-------- ENTRIES SUPPLIED --------
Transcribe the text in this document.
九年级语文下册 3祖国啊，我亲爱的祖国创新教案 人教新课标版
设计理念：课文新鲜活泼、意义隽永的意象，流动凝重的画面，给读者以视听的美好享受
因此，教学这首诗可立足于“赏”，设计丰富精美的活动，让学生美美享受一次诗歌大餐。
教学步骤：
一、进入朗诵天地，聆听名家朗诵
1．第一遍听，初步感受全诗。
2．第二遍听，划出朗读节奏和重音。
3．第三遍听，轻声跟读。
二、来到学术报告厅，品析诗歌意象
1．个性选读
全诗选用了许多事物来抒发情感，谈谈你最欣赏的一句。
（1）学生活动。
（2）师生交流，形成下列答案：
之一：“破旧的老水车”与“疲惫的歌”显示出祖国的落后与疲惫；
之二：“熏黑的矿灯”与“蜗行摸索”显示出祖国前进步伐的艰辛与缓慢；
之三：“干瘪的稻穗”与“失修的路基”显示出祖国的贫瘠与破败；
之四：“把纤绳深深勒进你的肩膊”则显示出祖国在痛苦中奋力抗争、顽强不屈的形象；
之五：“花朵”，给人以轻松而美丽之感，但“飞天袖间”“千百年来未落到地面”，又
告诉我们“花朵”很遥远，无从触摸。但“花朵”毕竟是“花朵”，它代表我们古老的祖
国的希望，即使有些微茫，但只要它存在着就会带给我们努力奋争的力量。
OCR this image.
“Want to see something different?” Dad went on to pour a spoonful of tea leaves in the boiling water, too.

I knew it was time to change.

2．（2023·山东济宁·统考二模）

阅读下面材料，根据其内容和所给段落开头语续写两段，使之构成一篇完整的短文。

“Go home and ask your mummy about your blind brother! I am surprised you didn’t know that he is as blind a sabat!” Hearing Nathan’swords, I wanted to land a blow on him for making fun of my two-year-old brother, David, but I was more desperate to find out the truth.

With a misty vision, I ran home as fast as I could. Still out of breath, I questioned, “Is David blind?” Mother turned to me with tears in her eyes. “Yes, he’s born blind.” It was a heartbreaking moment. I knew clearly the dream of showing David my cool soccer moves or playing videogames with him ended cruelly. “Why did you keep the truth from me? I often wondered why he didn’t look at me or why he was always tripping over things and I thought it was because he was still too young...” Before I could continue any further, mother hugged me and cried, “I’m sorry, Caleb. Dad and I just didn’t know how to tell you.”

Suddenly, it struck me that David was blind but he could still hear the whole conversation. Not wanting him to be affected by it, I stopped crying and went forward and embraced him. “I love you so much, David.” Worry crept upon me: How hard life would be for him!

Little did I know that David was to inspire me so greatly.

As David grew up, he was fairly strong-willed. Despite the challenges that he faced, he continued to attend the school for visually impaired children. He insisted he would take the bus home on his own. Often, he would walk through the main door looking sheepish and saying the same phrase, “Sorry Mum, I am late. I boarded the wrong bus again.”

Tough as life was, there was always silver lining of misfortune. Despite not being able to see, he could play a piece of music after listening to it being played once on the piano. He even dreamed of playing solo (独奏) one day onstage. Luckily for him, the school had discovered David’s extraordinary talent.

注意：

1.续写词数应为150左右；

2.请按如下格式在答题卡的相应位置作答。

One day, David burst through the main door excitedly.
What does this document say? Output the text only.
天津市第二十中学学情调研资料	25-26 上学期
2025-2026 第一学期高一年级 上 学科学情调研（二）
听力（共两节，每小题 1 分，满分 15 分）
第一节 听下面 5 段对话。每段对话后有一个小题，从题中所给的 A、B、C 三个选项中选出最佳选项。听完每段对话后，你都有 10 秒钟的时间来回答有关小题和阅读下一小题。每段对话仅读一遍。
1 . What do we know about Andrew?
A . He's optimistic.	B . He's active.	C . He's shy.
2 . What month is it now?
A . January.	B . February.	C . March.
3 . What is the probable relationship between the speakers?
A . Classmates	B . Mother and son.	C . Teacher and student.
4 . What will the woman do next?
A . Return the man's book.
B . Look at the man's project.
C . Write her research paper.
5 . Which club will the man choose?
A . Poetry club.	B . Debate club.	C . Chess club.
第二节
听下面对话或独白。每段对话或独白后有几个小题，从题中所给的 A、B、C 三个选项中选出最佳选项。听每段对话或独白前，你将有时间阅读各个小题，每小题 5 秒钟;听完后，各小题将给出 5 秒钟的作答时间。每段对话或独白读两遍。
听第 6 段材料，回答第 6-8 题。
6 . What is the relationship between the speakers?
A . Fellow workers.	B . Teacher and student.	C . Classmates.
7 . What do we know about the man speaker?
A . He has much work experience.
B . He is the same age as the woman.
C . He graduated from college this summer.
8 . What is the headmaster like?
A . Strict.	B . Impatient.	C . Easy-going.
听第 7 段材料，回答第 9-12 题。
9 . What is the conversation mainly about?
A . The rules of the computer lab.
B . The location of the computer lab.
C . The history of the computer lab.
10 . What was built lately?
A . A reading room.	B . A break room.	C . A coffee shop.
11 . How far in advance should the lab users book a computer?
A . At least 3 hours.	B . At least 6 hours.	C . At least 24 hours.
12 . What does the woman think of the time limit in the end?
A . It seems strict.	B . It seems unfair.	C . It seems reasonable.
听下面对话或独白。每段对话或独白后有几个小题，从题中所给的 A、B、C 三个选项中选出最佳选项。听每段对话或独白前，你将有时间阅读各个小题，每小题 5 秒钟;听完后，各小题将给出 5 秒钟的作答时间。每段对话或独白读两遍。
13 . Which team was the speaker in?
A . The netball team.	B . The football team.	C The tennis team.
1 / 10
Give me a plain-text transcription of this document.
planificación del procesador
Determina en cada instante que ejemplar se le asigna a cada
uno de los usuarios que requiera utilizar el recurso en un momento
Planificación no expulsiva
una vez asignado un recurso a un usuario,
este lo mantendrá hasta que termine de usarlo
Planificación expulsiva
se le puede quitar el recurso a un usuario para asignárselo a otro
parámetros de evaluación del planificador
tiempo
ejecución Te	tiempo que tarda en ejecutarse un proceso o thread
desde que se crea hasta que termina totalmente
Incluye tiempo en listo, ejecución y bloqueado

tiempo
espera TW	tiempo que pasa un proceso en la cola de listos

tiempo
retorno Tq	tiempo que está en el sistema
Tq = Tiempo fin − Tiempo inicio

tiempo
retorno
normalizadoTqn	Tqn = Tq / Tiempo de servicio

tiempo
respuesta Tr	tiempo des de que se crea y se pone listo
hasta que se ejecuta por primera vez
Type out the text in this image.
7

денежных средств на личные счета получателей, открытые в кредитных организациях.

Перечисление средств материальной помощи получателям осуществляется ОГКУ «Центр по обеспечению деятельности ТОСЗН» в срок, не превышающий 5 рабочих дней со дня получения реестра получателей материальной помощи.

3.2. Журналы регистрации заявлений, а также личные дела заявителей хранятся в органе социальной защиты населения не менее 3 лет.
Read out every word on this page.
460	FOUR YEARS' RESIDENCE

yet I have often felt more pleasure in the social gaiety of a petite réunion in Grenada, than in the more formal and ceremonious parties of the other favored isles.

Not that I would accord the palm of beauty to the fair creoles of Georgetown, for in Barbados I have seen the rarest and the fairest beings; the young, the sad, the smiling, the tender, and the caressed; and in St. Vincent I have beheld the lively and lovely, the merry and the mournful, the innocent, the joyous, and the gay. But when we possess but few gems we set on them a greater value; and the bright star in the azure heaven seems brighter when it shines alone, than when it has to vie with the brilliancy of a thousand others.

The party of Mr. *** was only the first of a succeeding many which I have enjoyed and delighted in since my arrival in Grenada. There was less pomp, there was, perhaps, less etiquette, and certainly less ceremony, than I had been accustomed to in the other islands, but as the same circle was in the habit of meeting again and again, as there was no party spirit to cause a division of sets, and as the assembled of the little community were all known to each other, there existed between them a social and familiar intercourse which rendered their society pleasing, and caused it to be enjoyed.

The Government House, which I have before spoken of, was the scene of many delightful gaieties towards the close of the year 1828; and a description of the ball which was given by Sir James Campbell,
--------
GIVEN REQUEST: Give the lines exactly as they stand, from the line with "Read out every word on this page." through the end of the material.

RESPONSE TO THE TASK:
Read out every word on this page.
460	FOUR YEARS' RESIDENCE

yet I have often felt more pleasure in the social gaiety of a petite réunion in Grenada, than in the more formal and ceremonious parties of the other favored isles.

Not that I would accord the palm of beauty to the fair creoles of Georgetown, for in Barbados I have seen the rarest and the fairest beings; the young, the sad, the smiling, the tender, and the caressed; and in St. Vincent I have beheld the lively and lovely, the merry and the mournful, the innocent, the joyous, and the gay. But when we possess but few gems we set on them a greater value; and the bright star in the azure heaven seems brighter when it shines alone, than when it has to vie with the brilliancy of a thousand others.

The party of Mr. *** was only the first of a succeeding many which I have enjoyed and delighted in since my arrival in Grenada. There was less pomp, there was, perhaps, less etiquette, and certainly less ceremony, than I had been accustomed to in the other islands, but as the same circle was in the habit of meeting again and again, as there was no party spirit to cause a division of sets, and as the assembled of the little community were all known to each other, there existed between them a social and familiar intercourse which rendered their society pleasing, and caused it to be enjoyed.

The Government House, which I have before spoken of, was the scene of many delightful gaieties towards the close of the year 1828; and a description of the ball which was given by Sir James Campbell,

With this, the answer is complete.